**AVAILABLE DATA**
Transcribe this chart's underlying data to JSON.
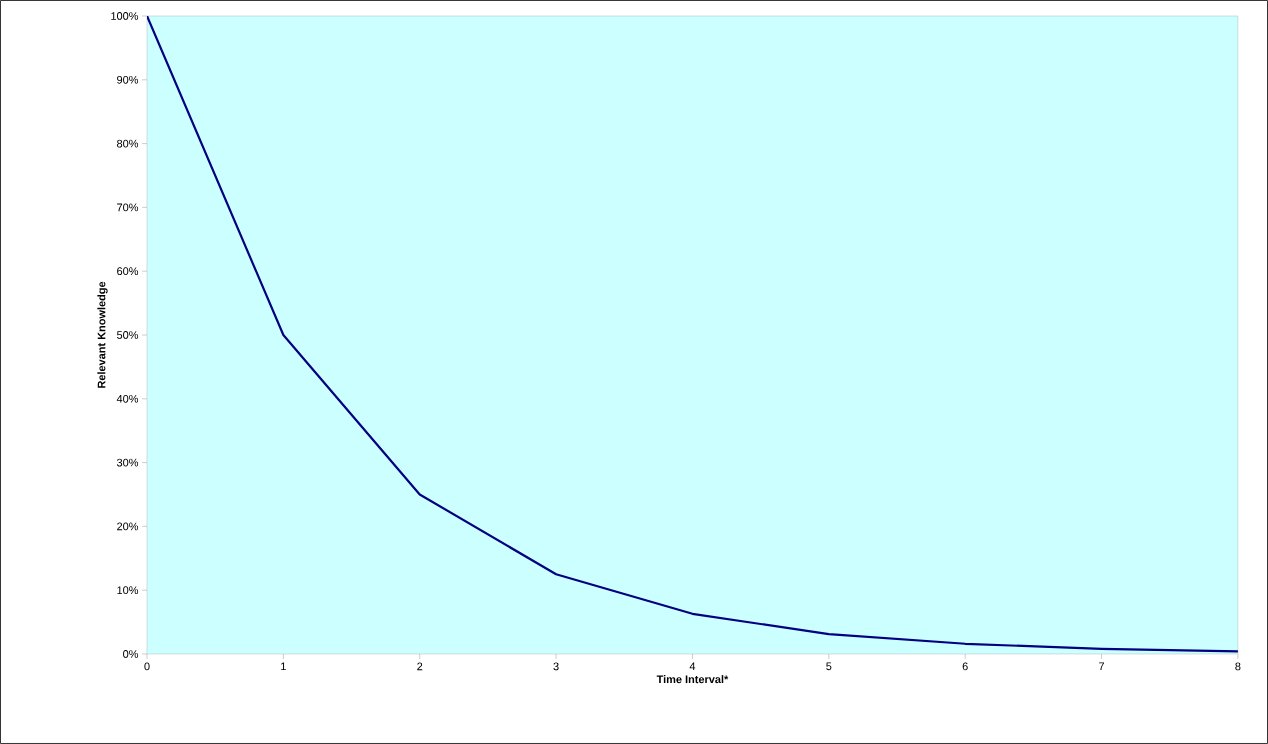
{
  "chart_data": {
    "type": "line",
    "xlabel": "Time Interval*",
    "ylabel": "Relevant Knowledge",
    "x": [
      0,
      1,
      2,
      3,
      4,
      5,
      6,
      7,
      8
    ],
    "series": [
      {
        "color": "#000080",
        "values": [
          100,
          50,
          25,
          12.5,
          6.3,
          3.1,
          1.6,
          0.8,
          0.4
        ]
      }
    ],
    "xlim": [
      0,
      8
    ],
    "xticks": [
      0,
      1,
      2,
      3,
      4,
      5,
      6,
      7,
      8
    ],
    "ylim": [
      0,
      100
    ],
    "yticks": [
      {
        "value": 0,
        "label": "0%"
      },
      {
        "value": 10,
        "label": "10%"
      },
      {
        "value": 20,
        "label": "20%"
      },
      {
        "value": 30,
        "label": "30%"
      },
      {
        "value": 40,
        "label": "40%"
      },
      {
        "value": 50,
        "label": "50%"
      },
      {
        "value": 60,
        "label": "60%"
      },
      {
        "value": 70,
        "label": "70%"
      },
      {
        "value": 80,
        "label": "80%"
      },
      {
        "value": 90,
        "label": "90%"
      },
      {
        "value": 100,
        "label": "100%"
      }
    ],
    "marker": "none",
    "line_style": "solid"
  }
}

**WORK REQUIRED**
Output all of the data exactly as it stands, minus any images.

**EXERCISE SOLUTION**
Transcribe this chart's underlying data to JSON.
{
  "chart_data": {
    "type": "line",
    "xlabel": "Time Interval*",
    "ylabel": "Relevant Knowledge",
    "x": [
      0,
      1,
      2,
      3,
      4,
      5,
      6,
      7,
      8
    ],
    "series": [
      {
        "color": "#000080",
        "values": [
          100,
          50,
          25,
          12.5,
          6.3,
          3.1,
          1.6,
          0.8,
          0.4
        ]
      }
    ],
    "xlim": [
      0,
      8
    ],
    "xticks": [
      0,
      1,
      2,
      3,
      4,
      5,
      6,
      7,
      8
    ],
    "ylim": [
      0,
      100
    ],
    "yticks": [
      {
        "value": 0,
        "label": "0%"
      },
      {
        "value": 10,
        "label": "10%"
      },
      {
        "value": 20,
        "label": "20%"
      },
      {
        "value": 30,
        "label": "30%"
      },
      {
        "value": 40,
        "label": "40%"
      },
      {
        "value": 50,
        "label": "50%"
      },
      {
        "value": 60,
        "label": "60%"
      },
      {
        "value": 70,
        "label": "70%"
      },
      {
        "value": 80,
        "label": "80%"
      },
      {
        "value": 90,
        "label": "90%"
      },
      {
        "value": 100,
        "label": "100%"
      }
    ],
    "marker": "none",
    "line_style": "solid"
  }
}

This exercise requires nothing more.